%%

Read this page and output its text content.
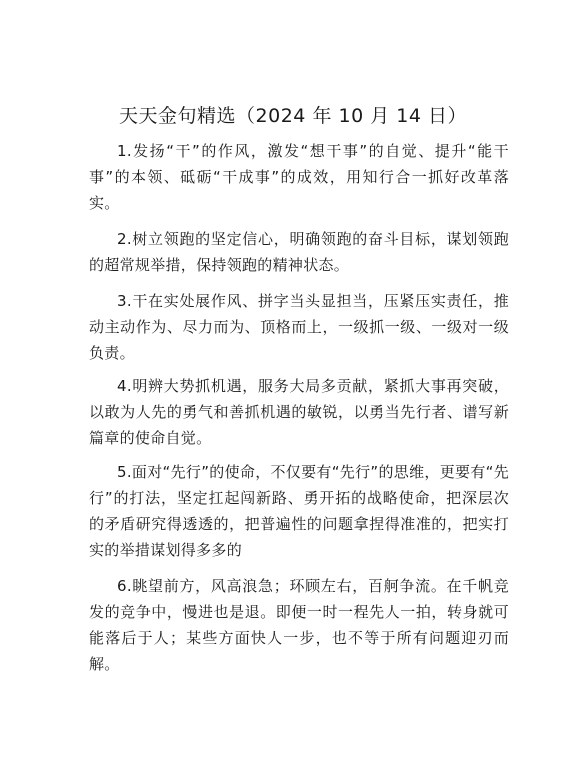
天天金句精选（2024 年 10 月 14 日）

1.发扬“干”的作风，激发“想干事”的自觉、提升“能干事”的本领、砥砺“干成事”的成效，用知行合一抓好改革落实。

2.树立领跑的坚定信心，明确领跑的奋斗目标，谋划领跑的超常规举措，保持领跑的精神状态。

3.干在实处展作风、拼字当头显担当，压紧压实责任，推动主动作为、尽力而为、顶格而上，一级抓一级、一级对一级负责。

4.明辨大势抓机遇，服务大局多贡献，紧抓大事再突破，以敢为人先的勇气和善抓机遇的敏锐，以勇当先行者、谱写新篇章的使命自觉。

5.面对“先行”的使命，不仅要有“先行”的思维，更要有“先行”的打法，坚定扛起闯新路、勇开拓的战略使命，把深层次的矛盾研究得透透的，把普遍性的问题拿捏得准准的，把实打实的举措谋划得多多的

6.眺望前方，风高浪急；环顾左右，百舸争流。在千帆竞发的竞争中，慢进也是退。即便一时一程先人一拍，转身就可能落后于人；某些方面快人一步，也不等于所有问题迎刃而解。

%%

**Problem requirements**.
Make an exact copy of the listing above. Do not include the pictures.

**The answer**.
Read this page and output its text content.
天天金句精选（2024 年 10 月 14 日）

1.发扬“干”的作风，激发“想干事”的自觉、提升“能干事”的本领、砥砺“干成事”的成效，用知行合一抓好改革落实。

2.树立领跑的坚定信心，明确领跑的奋斗目标，谋划领跑的超常规举措，保持领跑的精神状态。

3.干在实处展作风、拼字当头显担当，压紧压实责任，推动主动作为、尽力而为、顶格而上，一级抓一级、一级对一级负责。

4.明辨大势抓机遇，服务大局多贡献，紧抓大事再突破，以敢为人先的勇气和善抓机遇的敏锐，以勇当先行者、谱写新篇章的使命自觉。

5.面对“先行”的使命，不仅要有“先行”的思维，更要有“先行”的打法，坚定扛起闯新路、勇开拓的战略使命，把深层次的矛盾研究得透透的，把普遍性的问题拿捏得准准的，把实打实的举措谋划得多多的

6.眺望前方，风高浪急；环顾左右，百舸争流。在千帆竞发的竞争中，慢进也是退。即便一时一程先人一拍，转身就可能落后于人；某些方面快人一步，也不等于所有问题迎刃而解。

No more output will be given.